- **Stated exercise**
A line counts if it contains the string "this"; say how many such lines there are, giving only the number.

* Start *

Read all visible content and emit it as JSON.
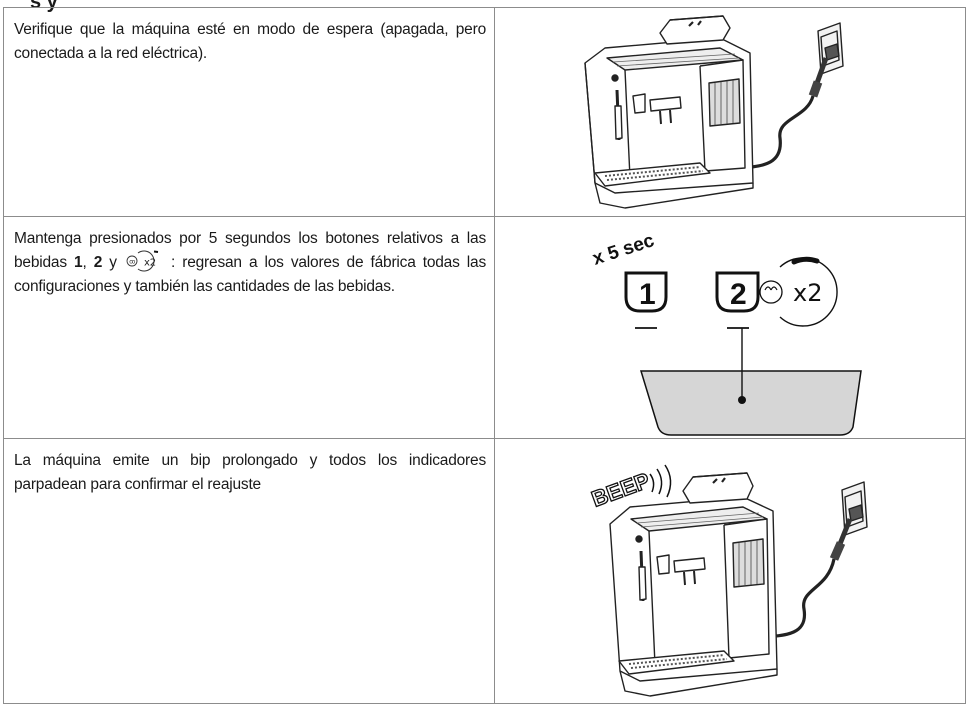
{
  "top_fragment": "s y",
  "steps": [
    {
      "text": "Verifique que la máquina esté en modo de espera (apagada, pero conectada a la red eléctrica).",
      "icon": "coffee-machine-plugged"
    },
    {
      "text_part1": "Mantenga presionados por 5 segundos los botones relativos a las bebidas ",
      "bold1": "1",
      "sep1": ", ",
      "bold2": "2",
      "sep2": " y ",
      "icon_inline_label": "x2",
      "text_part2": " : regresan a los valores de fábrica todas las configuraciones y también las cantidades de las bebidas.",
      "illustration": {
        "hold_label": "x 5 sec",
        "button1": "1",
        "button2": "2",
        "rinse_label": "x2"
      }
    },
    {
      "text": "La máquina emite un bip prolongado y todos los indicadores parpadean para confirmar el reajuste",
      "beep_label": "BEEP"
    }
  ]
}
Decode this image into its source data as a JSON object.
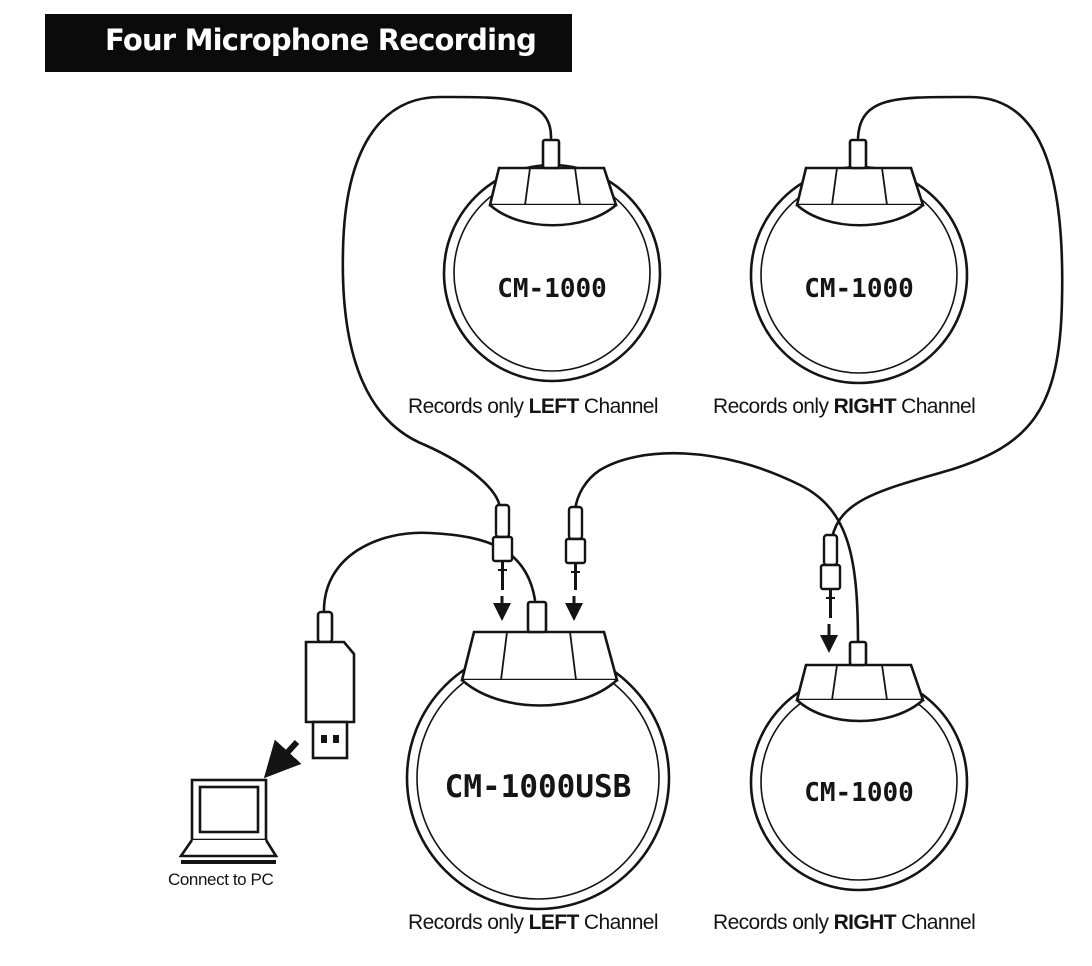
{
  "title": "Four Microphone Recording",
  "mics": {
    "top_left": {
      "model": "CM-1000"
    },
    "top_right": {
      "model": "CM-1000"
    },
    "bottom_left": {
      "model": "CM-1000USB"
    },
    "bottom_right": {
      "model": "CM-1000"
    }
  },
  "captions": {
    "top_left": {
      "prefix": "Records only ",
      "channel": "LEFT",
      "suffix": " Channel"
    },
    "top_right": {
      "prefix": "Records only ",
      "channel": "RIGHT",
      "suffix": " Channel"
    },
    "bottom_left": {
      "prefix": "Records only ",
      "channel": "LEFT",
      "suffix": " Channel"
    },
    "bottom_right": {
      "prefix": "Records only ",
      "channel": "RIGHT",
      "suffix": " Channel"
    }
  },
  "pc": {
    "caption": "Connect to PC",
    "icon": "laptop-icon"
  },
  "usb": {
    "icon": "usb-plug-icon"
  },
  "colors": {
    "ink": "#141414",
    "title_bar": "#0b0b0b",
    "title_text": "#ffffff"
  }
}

* End *
* Start *

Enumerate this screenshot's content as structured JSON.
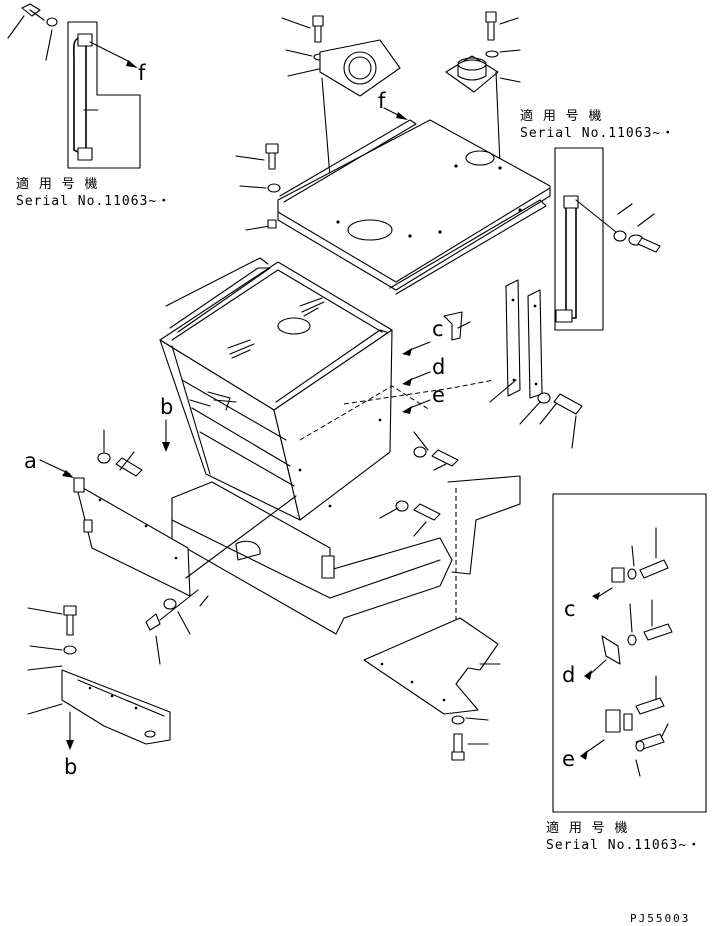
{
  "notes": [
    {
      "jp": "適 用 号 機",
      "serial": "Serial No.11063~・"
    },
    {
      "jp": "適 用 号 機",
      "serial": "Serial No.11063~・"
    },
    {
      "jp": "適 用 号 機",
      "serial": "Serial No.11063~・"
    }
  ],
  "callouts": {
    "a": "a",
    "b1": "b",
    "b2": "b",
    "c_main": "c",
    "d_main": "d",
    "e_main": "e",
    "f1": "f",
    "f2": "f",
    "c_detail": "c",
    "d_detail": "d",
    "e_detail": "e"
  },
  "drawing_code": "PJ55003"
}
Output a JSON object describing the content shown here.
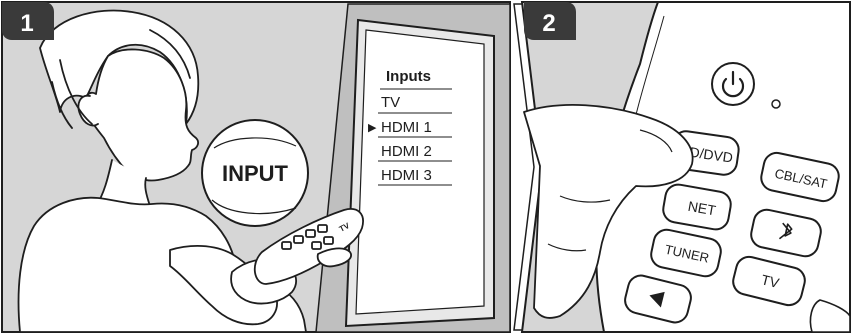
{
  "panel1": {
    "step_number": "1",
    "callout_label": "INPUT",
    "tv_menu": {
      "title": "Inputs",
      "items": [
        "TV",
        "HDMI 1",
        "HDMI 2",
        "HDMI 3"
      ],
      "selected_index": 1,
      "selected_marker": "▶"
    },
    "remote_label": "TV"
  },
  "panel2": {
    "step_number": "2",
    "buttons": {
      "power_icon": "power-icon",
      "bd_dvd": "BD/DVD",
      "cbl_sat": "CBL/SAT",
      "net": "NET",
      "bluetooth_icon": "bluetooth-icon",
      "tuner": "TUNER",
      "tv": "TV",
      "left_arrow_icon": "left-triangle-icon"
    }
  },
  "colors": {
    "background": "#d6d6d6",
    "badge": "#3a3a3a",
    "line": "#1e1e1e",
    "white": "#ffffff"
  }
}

* End *

- **Completed task**
2